§ **To be done**
Please format the lines as a JSON list of strings, starting with the line that contains "heatmap-cell [769,739,822,812]" and going on through the line that contains "heatmap-cell [1280,811,1333,883]", one string per line with blank lines left out.

* START *

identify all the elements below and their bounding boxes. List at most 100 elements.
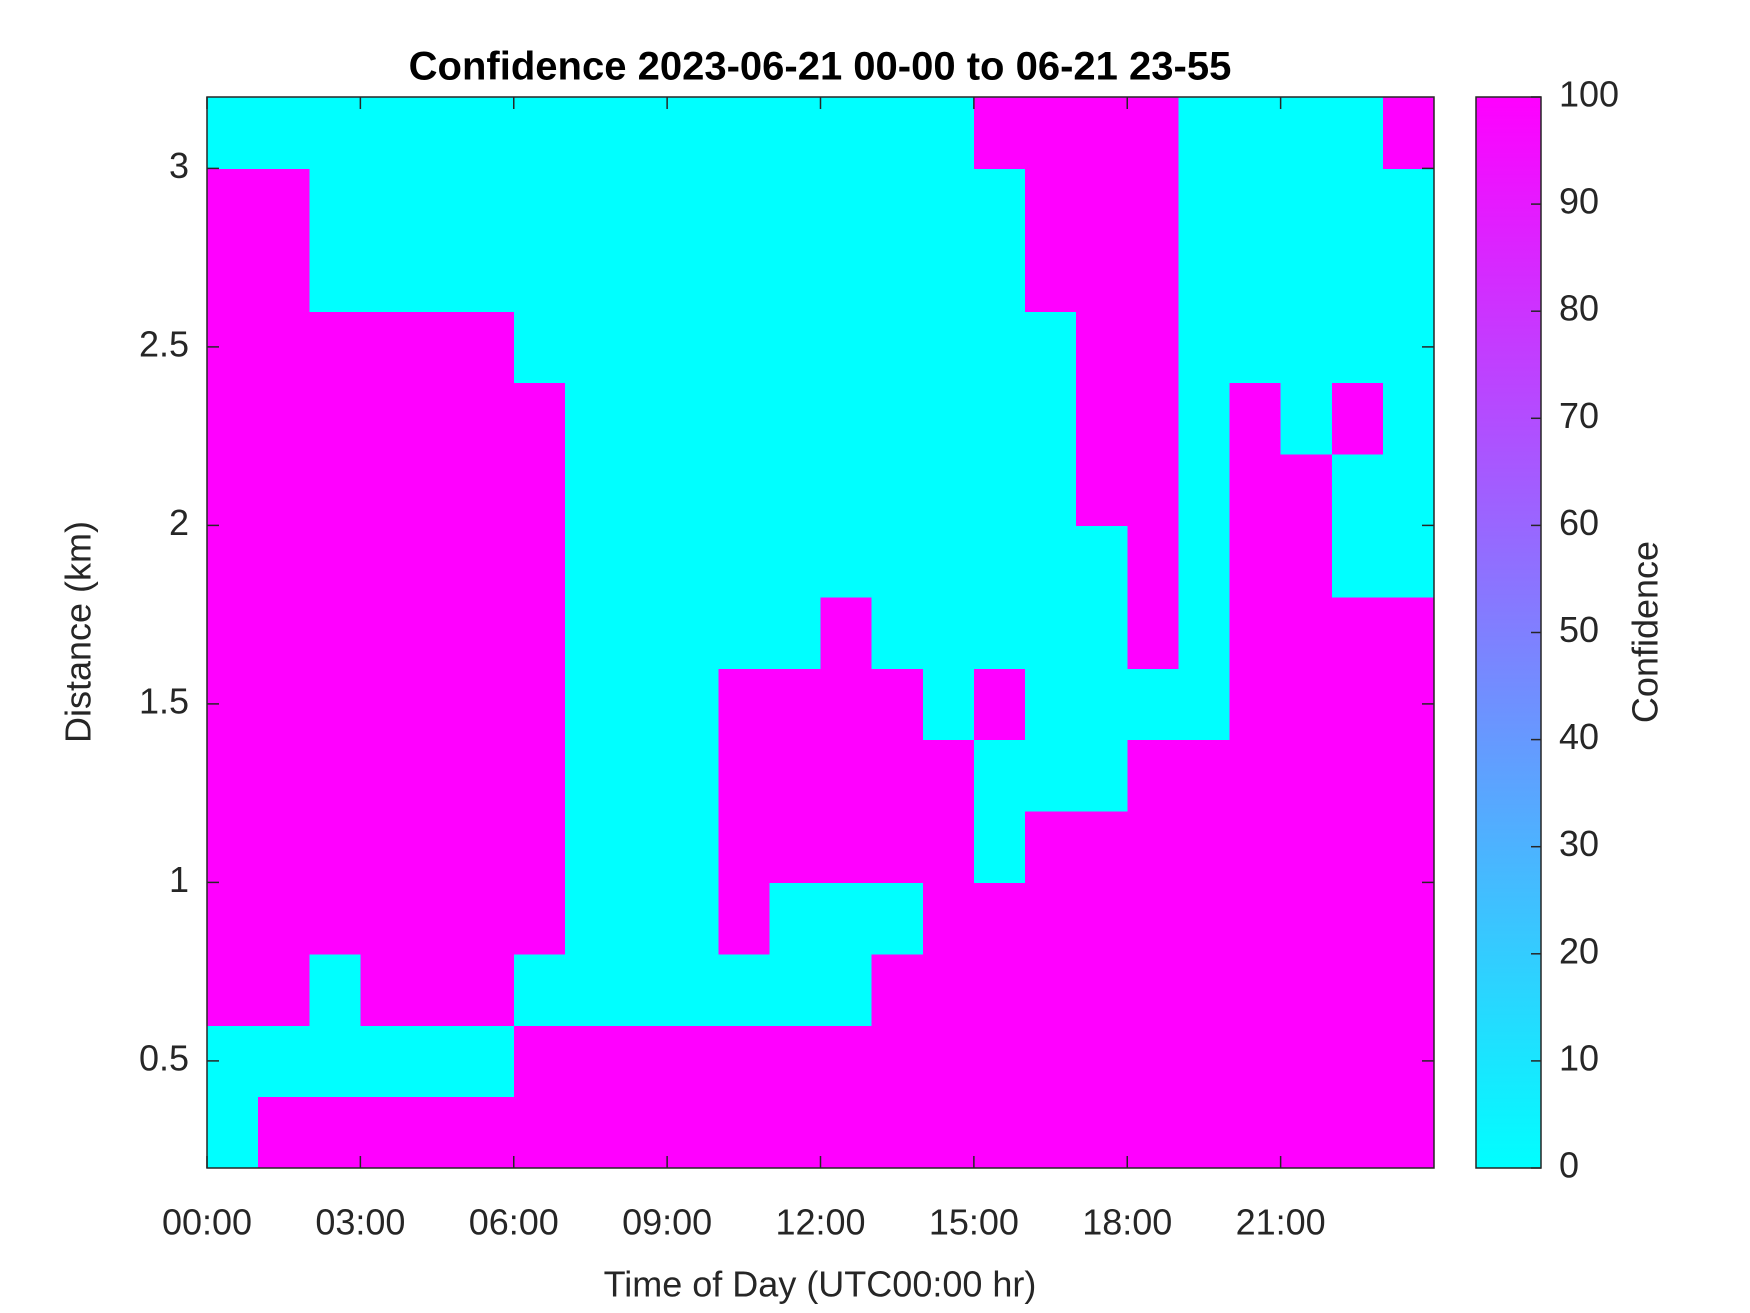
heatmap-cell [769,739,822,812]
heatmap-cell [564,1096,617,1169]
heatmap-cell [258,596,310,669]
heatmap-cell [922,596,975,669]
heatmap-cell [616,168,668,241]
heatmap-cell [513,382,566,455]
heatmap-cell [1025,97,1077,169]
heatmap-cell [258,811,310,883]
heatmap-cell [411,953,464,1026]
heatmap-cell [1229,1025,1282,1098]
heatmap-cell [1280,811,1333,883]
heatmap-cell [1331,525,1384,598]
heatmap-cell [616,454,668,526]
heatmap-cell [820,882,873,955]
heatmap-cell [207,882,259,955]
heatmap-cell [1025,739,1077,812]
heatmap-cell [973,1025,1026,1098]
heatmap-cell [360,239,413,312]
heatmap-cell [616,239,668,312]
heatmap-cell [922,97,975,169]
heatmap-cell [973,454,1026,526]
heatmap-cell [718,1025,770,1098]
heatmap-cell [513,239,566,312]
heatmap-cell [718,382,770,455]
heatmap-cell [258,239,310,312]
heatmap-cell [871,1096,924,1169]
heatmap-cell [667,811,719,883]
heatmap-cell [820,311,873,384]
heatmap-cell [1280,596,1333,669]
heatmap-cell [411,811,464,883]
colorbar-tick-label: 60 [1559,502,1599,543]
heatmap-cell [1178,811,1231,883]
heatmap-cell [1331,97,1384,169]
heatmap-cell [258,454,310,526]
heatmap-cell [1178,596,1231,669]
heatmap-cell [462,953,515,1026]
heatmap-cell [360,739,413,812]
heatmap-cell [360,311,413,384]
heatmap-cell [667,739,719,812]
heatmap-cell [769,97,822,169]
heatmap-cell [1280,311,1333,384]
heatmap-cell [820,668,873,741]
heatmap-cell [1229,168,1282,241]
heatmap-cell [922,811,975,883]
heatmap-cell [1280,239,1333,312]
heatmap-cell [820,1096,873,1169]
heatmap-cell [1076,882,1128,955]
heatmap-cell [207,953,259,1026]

* END *

§ **Expected answer**
[
  "heatmap-cell [769,739,822,812]",
  "heatmap-cell [564,1096,617,1169]",
  "heatmap-cell [258,596,310,669]",
  "heatmap-cell [922,596,975,669]",
  "heatmap-cell [616,168,668,241]",
  "heatmap-cell [513,382,566,455]",
  "heatmap-cell [1025,97,1077,169]",
  "heatmap-cell [258,811,310,883]",
  "heatmap-cell [411,953,464,1026]",
  "heatmap-cell [1229,1025,1282,1098]",
  "heatmap-cell [1280,811,1333,883]"
]